**Record list**
******

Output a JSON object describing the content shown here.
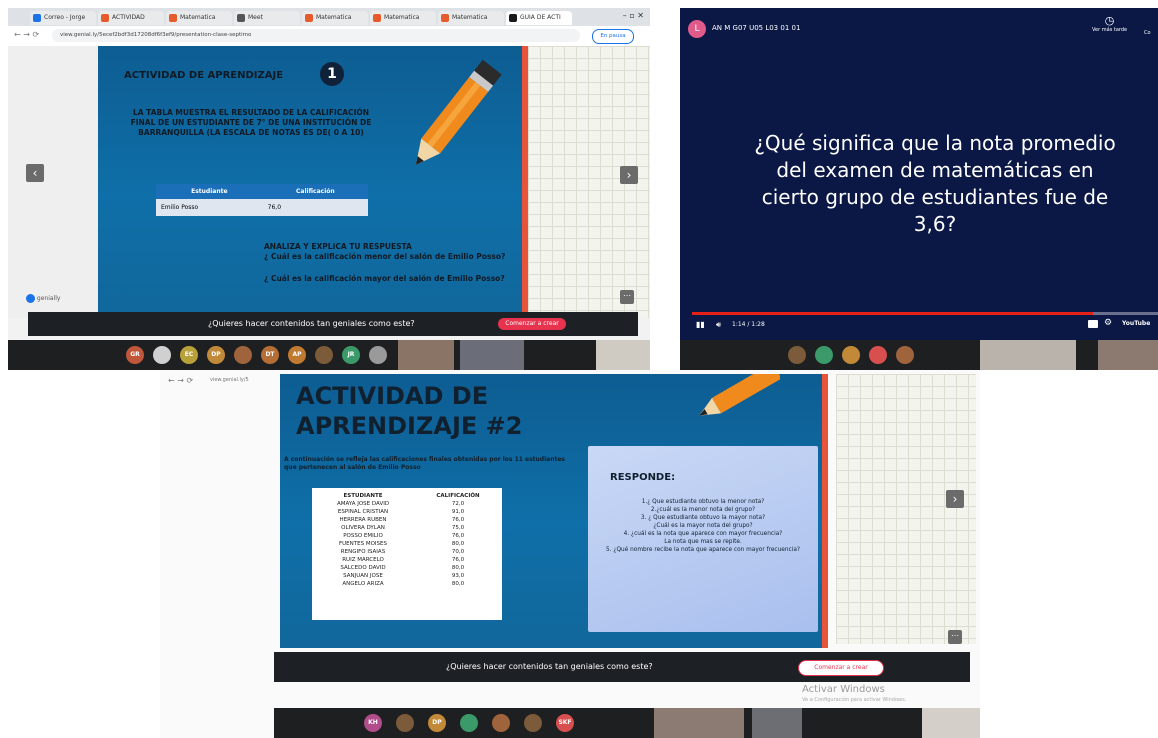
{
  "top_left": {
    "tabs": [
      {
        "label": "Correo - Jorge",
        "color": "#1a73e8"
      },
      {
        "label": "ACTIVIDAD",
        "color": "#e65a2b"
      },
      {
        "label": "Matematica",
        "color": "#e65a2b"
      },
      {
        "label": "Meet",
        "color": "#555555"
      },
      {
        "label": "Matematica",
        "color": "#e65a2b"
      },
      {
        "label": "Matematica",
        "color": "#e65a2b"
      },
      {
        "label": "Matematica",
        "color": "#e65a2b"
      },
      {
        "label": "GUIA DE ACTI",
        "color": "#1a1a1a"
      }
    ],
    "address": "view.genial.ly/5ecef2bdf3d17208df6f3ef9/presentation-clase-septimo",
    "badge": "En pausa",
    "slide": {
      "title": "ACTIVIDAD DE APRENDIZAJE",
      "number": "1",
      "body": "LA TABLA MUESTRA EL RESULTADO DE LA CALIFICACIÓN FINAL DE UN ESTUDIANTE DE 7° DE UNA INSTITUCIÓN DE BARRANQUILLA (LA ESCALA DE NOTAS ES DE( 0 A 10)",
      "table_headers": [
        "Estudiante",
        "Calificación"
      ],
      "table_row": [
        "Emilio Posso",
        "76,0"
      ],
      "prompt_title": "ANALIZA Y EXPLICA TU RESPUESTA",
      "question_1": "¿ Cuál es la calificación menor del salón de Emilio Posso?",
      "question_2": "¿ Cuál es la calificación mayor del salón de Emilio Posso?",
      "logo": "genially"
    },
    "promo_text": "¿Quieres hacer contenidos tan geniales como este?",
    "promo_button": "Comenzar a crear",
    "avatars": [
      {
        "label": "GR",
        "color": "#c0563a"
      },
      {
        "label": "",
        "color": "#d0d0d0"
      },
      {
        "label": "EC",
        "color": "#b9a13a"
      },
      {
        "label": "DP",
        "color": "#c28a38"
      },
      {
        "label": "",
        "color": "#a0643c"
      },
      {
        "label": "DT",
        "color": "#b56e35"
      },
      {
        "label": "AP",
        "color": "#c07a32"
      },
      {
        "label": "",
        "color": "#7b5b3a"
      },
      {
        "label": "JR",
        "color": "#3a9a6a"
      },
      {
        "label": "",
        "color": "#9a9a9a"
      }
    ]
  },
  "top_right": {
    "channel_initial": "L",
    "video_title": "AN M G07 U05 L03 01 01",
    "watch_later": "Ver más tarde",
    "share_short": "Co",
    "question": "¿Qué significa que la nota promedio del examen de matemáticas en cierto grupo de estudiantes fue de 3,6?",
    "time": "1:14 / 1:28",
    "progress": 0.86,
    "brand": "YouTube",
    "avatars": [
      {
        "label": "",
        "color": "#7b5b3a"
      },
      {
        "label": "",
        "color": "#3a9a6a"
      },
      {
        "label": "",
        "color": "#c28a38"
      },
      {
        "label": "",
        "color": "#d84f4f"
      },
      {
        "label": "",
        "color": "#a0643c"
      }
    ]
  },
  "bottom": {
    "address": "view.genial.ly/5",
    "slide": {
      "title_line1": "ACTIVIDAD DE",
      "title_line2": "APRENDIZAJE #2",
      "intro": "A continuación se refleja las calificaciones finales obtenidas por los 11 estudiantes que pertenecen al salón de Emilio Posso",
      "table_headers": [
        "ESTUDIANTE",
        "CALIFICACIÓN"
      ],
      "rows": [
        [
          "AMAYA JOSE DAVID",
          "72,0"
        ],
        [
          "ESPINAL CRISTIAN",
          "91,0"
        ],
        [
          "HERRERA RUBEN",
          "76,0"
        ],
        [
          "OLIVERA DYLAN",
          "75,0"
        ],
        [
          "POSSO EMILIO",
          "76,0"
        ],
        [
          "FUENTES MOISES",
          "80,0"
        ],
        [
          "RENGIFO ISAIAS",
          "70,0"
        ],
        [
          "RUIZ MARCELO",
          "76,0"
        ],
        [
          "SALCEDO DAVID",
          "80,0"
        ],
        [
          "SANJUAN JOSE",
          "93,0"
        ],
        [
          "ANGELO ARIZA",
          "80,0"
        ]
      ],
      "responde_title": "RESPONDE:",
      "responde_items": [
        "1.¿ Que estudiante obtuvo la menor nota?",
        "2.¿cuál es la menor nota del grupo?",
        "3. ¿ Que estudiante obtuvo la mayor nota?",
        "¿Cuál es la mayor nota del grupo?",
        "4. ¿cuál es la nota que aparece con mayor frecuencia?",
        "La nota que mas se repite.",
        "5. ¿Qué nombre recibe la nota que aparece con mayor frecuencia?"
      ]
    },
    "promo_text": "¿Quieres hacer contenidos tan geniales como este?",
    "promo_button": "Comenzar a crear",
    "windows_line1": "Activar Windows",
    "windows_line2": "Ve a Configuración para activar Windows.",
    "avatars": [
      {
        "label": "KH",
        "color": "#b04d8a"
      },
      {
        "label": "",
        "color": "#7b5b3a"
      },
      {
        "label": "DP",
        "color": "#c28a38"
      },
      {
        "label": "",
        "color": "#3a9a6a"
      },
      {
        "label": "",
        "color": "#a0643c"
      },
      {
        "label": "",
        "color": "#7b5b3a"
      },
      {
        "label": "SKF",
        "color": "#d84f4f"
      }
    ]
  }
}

******

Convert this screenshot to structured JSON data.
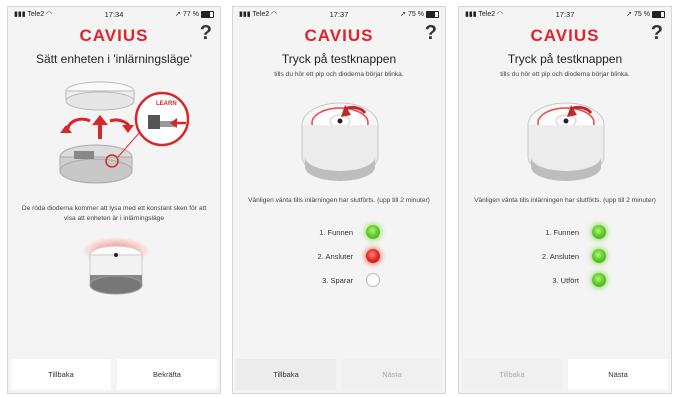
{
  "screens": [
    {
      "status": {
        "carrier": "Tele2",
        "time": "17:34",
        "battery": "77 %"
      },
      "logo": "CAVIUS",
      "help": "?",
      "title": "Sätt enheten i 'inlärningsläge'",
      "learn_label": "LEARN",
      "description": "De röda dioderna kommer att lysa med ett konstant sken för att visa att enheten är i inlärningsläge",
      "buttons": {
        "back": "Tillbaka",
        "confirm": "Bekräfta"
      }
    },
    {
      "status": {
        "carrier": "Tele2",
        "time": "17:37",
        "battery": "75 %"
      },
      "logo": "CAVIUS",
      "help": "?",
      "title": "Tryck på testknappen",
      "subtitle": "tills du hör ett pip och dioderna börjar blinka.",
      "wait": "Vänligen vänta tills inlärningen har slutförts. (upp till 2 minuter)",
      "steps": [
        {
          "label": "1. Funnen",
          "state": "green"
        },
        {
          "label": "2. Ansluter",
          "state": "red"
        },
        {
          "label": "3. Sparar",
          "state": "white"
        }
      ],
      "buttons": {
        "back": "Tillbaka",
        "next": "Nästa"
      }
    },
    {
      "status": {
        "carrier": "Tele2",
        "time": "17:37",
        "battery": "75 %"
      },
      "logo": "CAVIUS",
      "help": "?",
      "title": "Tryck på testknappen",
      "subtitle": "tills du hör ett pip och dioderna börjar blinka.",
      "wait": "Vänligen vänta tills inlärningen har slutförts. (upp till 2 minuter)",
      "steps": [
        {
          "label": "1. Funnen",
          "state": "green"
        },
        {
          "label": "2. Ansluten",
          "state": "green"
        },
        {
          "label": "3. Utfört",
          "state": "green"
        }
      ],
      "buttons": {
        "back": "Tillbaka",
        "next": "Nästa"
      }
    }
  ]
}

******

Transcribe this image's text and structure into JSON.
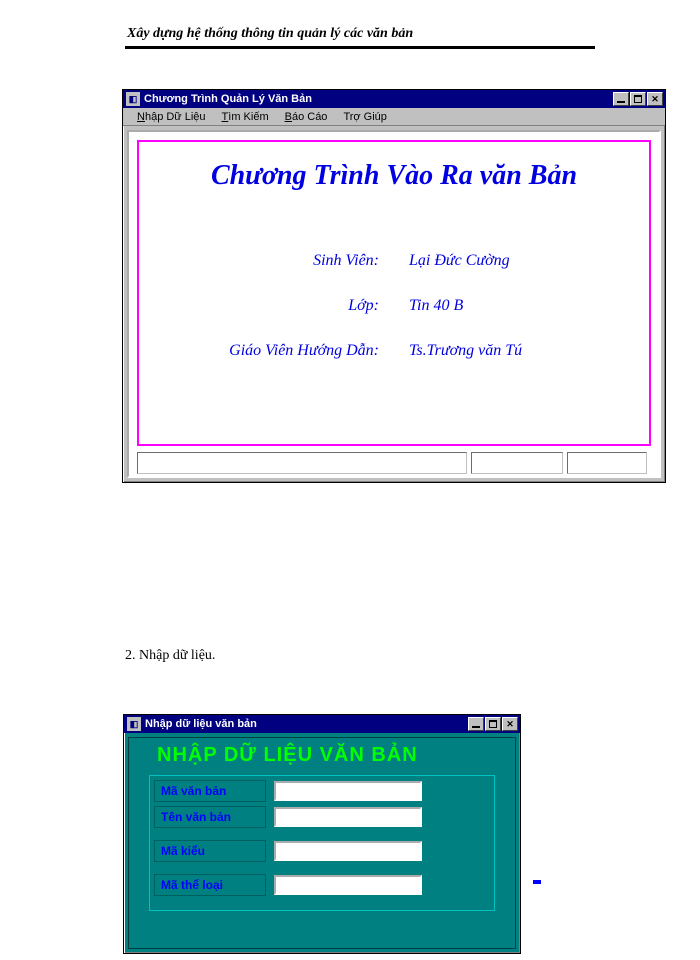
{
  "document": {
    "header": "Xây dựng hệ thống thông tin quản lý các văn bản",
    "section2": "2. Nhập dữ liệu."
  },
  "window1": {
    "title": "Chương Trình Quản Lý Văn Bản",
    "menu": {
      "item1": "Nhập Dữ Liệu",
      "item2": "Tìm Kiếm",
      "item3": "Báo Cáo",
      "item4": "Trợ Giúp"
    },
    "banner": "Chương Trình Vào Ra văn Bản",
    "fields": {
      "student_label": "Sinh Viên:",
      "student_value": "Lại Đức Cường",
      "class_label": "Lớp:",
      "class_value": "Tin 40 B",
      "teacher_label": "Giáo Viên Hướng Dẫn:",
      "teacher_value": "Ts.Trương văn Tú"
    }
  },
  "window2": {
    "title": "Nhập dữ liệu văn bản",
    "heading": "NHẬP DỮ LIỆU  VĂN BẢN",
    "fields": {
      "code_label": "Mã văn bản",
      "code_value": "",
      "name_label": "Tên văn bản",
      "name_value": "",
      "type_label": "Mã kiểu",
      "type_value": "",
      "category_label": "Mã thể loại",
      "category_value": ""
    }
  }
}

******

Where a line of the material above holds the string "menor", copy that line.

**Response**
      "question_1": "¿ Cuál es la calificación menor del salón de Emilio Posso?",
        "1.¿ Que estudiante obtuvo la menor nota?",
        "2.¿cuál es la menor nota del grupo?",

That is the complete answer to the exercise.